--- start Listed entries ---
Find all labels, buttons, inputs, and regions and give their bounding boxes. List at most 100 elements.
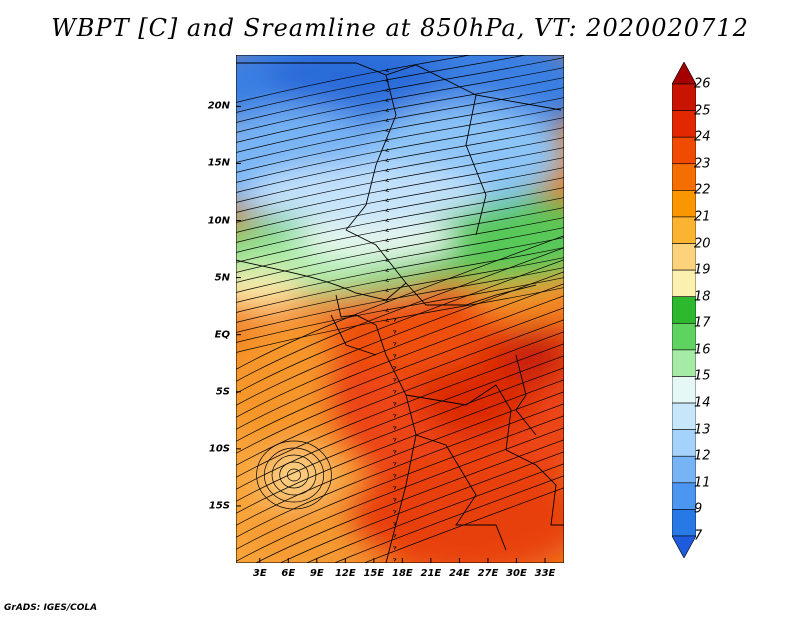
colorbar-label: 22: [694, 182, 711, 198]
colorbar-swatch: [671, 61, 697, 85]
streamline-arrow: [385, 268, 390, 272]
streamline: [236, 267, 564, 333]
streamline: [236, 319, 564, 454]
lon-tick-label: 6E: [281, 568, 296, 579]
streamline-arrow: [385, 218, 390, 222]
colorbar-label: 19: [694, 262, 711, 278]
colorbar-label: 20: [694, 236, 711, 252]
colorbar-swatch: [671, 429, 697, 457]
lat-tick-label: 15N: [207, 157, 230, 169]
streamline-arrow: [385, 278, 390, 282]
streamline: [254, 439, 564, 563]
lat-tick-label: EQ: [214, 329, 230, 341]
lat-tick-label: 5N: [214, 272, 230, 284]
streamline: [236, 237, 564, 303]
colorbar-swatch: [671, 509, 697, 537]
lon-tick-label: 3E: [252, 568, 267, 579]
streamline-arrow: [385, 108, 390, 112]
country-borders: [236, 62, 564, 563]
map-panel: [236, 55, 564, 563]
streamline-arrow: [392, 546, 397, 550]
streamline: [236, 147, 564, 213]
streamline: [236, 57, 564, 123]
streamline-arrow: [392, 354, 397, 358]
streamline: [236, 55, 529, 113]
colorbar-label: 13: [694, 422, 711, 438]
colorbar-swatch: [671, 136, 697, 165]
streamline: [236, 247, 564, 382]
colorbar-swatch: [671, 376, 697, 404]
streamline: [236, 97, 564, 163]
streamline-arrow: [385, 178, 390, 182]
colorbar-label: 14: [694, 395, 711, 411]
streamline-arrow: [392, 558, 397, 562]
streamline: [236, 403, 564, 538]
streamline-arrow: [385, 228, 390, 232]
streamline-arrow: [392, 366, 397, 370]
streamline: [236, 67, 564, 133]
streamline: [236, 355, 564, 490]
streamline: [236, 277, 564, 343]
colorbar-svg: [671, 61, 697, 559]
streamline-arrow: [392, 462, 397, 466]
streamline-arrow: [392, 450, 397, 454]
streamline: [236, 117, 564, 183]
colorbar-swatch: [671, 322, 697, 351]
colorbar-swatch: [671, 349, 697, 377]
colorbar-swatch: [671, 190, 697, 218]
colorbar-label: 9: [694, 501, 703, 517]
colorbar-label: 26: [694, 76, 711, 92]
streamline-arrow: [392, 342, 397, 346]
streamline-arrow: [385, 198, 390, 202]
colorbar-label: 24: [694, 129, 711, 145]
colorbar-label: 18: [694, 289, 711, 305]
lon-tick-label: 27E: [477, 568, 499, 579]
streamline: [305, 463, 564, 563]
colorbar-label: 21: [694, 209, 711, 225]
lon-tick-label: 18E: [392, 568, 413, 579]
lat-tick-label: 10N: [207, 215, 230, 227]
streamline-arrow: [385, 238, 390, 242]
streamline: [236, 391, 564, 526]
streamline-arrow: [392, 438, 397, 442]
streamline: [236, 259, 564, 394]
colorbar-swatch: [671, 269, 697, 298]
streamline: [236, 157, 564, 223]
colorbar-label: 25: [694, 103, 711, 119]
colorbar-swatch: [671, 163, 697, 191]
colorbar-label: 12: [694, 448, 711, 464]
streamline: [363, 487, 564, 563]
streamline: [236, 295, 564, 430]
colorbar-label: 15: [694, 368, 711, 384]
streamline: [236, 137, 564, 203]
swirl-streamline: [287, 468, 301, 482]
streamline: [236, 367, 564, 502]
lat-tick-label: 15S: [208, 500, 230, 512]
streamline-arrow: [385, 208, 390, 212]
colorbar-label: 11: [694, 475, 711, 491]
streamline: [236, 187, 564, 253]
streamline: [236, 87, 564, 153]
streamline: [236, 55, 473, 103]
streamline: [236, 167, 564, 233]
colorbar: [671, 61, 697, 559]
streamline: [236, 127, 564, 193]
lon-tick-label: 15E: [363, 568, 385, 579]
colorbar-swatch: [671, 402, 697, 430]
streamline: [236, 379, 564, 514]
streamlines: [236, 55, 564, 563]
streamline: [236, 107, 564, 173]
streamline-arrow: [385, 168, 390, 172]
streamline-arrow: [385, 88, 390, 92]
colorbar-swatch: [671, 216, 697, 244]
colorbar-swatch: [671, 83, 697, 111]
streamline: [236, 271, 564, 406]
colorbar-label: 7: [694, 528, 703, 544]
swirl-streamline: [279, 461, 309, 489]
streamline-arrow: [392, 414, 397, 418]
colorbar-swatch: [671, 243, 697, 271]
lon-tick-label: 33E: [534, 568, 556, 579]
streamline: [236, 207, 564, 273]
streamline-arrow: [392, 498, 397, 502]
colorbar-swatch: [671, 296, 697, 324]
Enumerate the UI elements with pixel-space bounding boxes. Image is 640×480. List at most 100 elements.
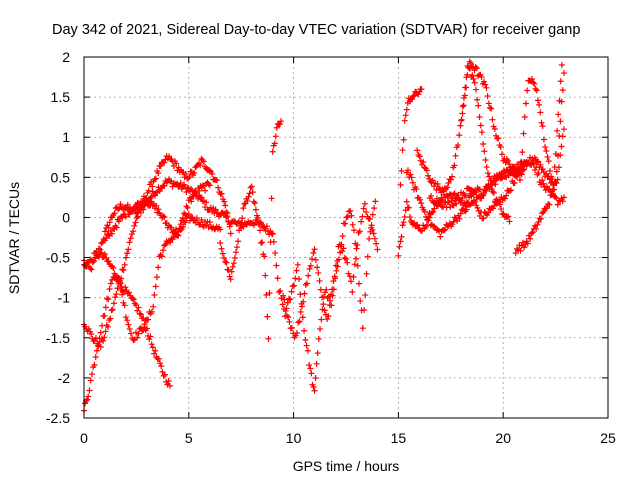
data-point (559, 87, 566, 94)
data-point (544, 153, 551, 160)
data-point (558, 62, 565, 69)
data-point (272, 133, 279, 140)
data-point (257, 227, 264, 234)
data-point (539, 177, 546, 184)
data-point (533, 159, 540, 166)
data-point (286, 318, 293, 325)
data-point (160, 213, 167, 220)
data-point (356, 228, 363, 235)
data-point (137, 311, 144, 318)
data-point (490, 189, 497, 196)
data-point (235, 238, 242, 245)
data-point (426, 214, 433, 221)
data-point (524, 240, 531, 247)
data-point (353, 255, 360, 262)
data-point (124, 250, 131, 257)
data-point (222, 258, 229, 265)
data-point (251, 222, 258, 229)
data-point (483, 188, 490, 195)
data-point (344, 213, 351, 220)
data-point (326, 301, 333, 308)
data-point (344, 259, 351, 266)
data-point (266, 290, 273, 297)
data-point (121, 302, 128, 309)
data-point (271, 140, 278, 147)
data-point (448, 198, 455, 205)
data-point (129, 295, 136, 302)
data-point (409, 95, 416, 102)
data-point (88, 266, 95, 273)
data-point (269, 231, 276, 238)
data-point (506, 218, 513, 225)
data-point (241, 201, 248, 208)
data-point (351, 261, 358, 268)
data-point (119, 266, 126, 273)
data-point (539, 123, 546, 130)
data-point (87, 377, 94, 384)
data-point (409, 179, 416, 186)
data-point (460, 102, 467, 109)
data-point (259, 239, 266, 246)
data-point (435, 185, 442, 192)
data-point (287, 296, 294, 303)
data-point (399, 147, 406, 154)
data-point (124, 317, 131, 324)
data-point (130, 296, 137, 303)
data-point (196, 187, 203, 194)
data-point (217, 239, 224, 246)
data-point (153, 274, 160, 281)
data-point (155, 355, 162, 362)
data-point (489, 116, 496, 123)
data-point (537, 161, 544, 168)
data-point (152, 192, 159, 199)
data-point (295, 319, 302, 326)
data-point (125, 246, 132, 253)
data-point (321, 307, 328, 314)
data-point (551, 186, 558, 193)
data-point (121, 261, 128, 268)
data-point (478, 129, 485, 136)
data-point (451, 190, 458, 197)
data-point (332, 262, 339, 269)
data-point (454, 142, 461, 149)
data-point (543, 183, 550, 190)
data-point (87, 265, 94, 272)
data-point (456, 215, 463, 222)
data-point (203, 199, 210, 206)
data-point (284, 299, 291, 306)
data-point (456, 132, 463, 139)
data-point (536, 215, 543, 222)
data-point (256, 221, 263, 228)
data-point (430, 208, 437, 215)
data-point (546, 201, 553, 208)
data-point (334, 257, 341, 264)
data-point (535, 170, 542, 177)
data-point (489, 188, 496, 195)
data-point (110, 300, 117, 307)
data-point (476, 114, 483, 120)
x-tick-label: 20 (495, 430, 511, 446)
data-point (508, 169, 515, 176)
data-point (198, 194, 205, 201)
y-tick-label: 0.5 (51, 169, 71, 185)
y-axis-label: SDTVAR / TECUs (6, 182, 22, 294)
data-point (400, 219, 407, 226)
data-point (218, 190, 225, 197)
data-point (133, 214, 140, 221)
data-point (554, 127, 561, 134)
data-point (528, 230, 535, 237)
data-point (330, 278, 337, 285)
data-point (480, 215, 487, 222)
data-point (232, 249, 239, 256)
data-point (450, 191, 457, 198)
data-point (405, 204, 412, 211)
data-point (276, 120, 283, 127)
series-track-6 (217, 118, 285, 342)
data-point (504, 157, 511, 164)
data-point (291, 282, 298, 289)
data-point (516, 177, 523, 184)
data-point (226, 223, 233, 230)
data-point (324, 315, 331, 322)
data-point (538, 119, 545, 126)
y-tick-label: -0.5 (46, 250, 70, 266)
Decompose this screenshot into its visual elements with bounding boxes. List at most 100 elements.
--- end Listed entries ---
● **Problem details**
Lay out the data lines starting at the one containing "colorbar-label: 22: [694, 182, 711, 198]" and ending at the one containing "streamline: [236, 355, 564, 490]" as a JSON list of strings, one string per line, skipping any blank lines.

● **Complete response**
[
  "colorbar-label: 22: [694, 182, 711, 198]",
  "colorbar-swatch: [671, 61, 697, 85]",
  "streamline-arrow: [385, 268, 390, 272]",
  "streamline: [236, 267, 564, 333]",
  "streamline: [236, 319, 564, 454]",
  "lon-tick-label: 6E: [281, 568, 296, 579]",
  "streamline-arrow: [385, 218, 390, 222]",
  "colorbar-label: 19: [694, 262, 711, 278]",
  "colorbar-label: 20: [694, 236, 711, 252]",
  "colorbar-swatch: [671, 429, 697, 457]",
  "lat-tick-label: 15N: [207, 157, 230, 169]",
  "streamline-arrow: [385, 278, 390, 282]",
  "streamline: [254, 439, 564, 563]",
  "lat-tick-label: EQ: [214, 329, 230, 341]",
  "lat-tick-label: 5N: [214, 272, 230, 284]",
  "streamline: [236, 237, 564, 303]",
  "colorbar-swatch: [671, 509, 697, 537]",
  "lon-tick-label: 3E: [252, 568, 267, 579]",
  "streamline-arrow: [385, 108, 390, 112]",
  "country-borders: [236, 62, 564, 563]",
  "map-panel: [236, 55, 564, 563]",
  "streamline-arrow: [392, 546, 397, 550]",
  "streamline: [236, 147, 564, 213]",
  "streamline: [236, 57, 564, 123]",
  "streamline-arrow: [392, 354, 397, 358]",
  "streamline: [236, 55, 529, 113]",
  "colorbar-label: 13: [694, 422, 711, 438]",
  "colorbar-swatch: [671, 136, 697, 165]",
  "streamline: [236, 247, 564, 382]",
  "colorbar-swatch: [671, 376, 697, 404]",
  "streamline: [236, 97, 564, 163]",
  "streamline-arrow: [385, 178, 390, 182]",
  "colorbar-label: 14: [694, 395, 711, 411]",
  "streamline-arrow: [392, 558, 397, 562]",
  "streamline: [236, 403, 564, 538]",
  "streamline-arrow: [385, 228, 390, 232]",
  "streamline-arrow: [392, 366, 397, 370]",
  "streamline: [236, 67, 564, 133]",
  "streamline: [236, 355, 564, 490]"
]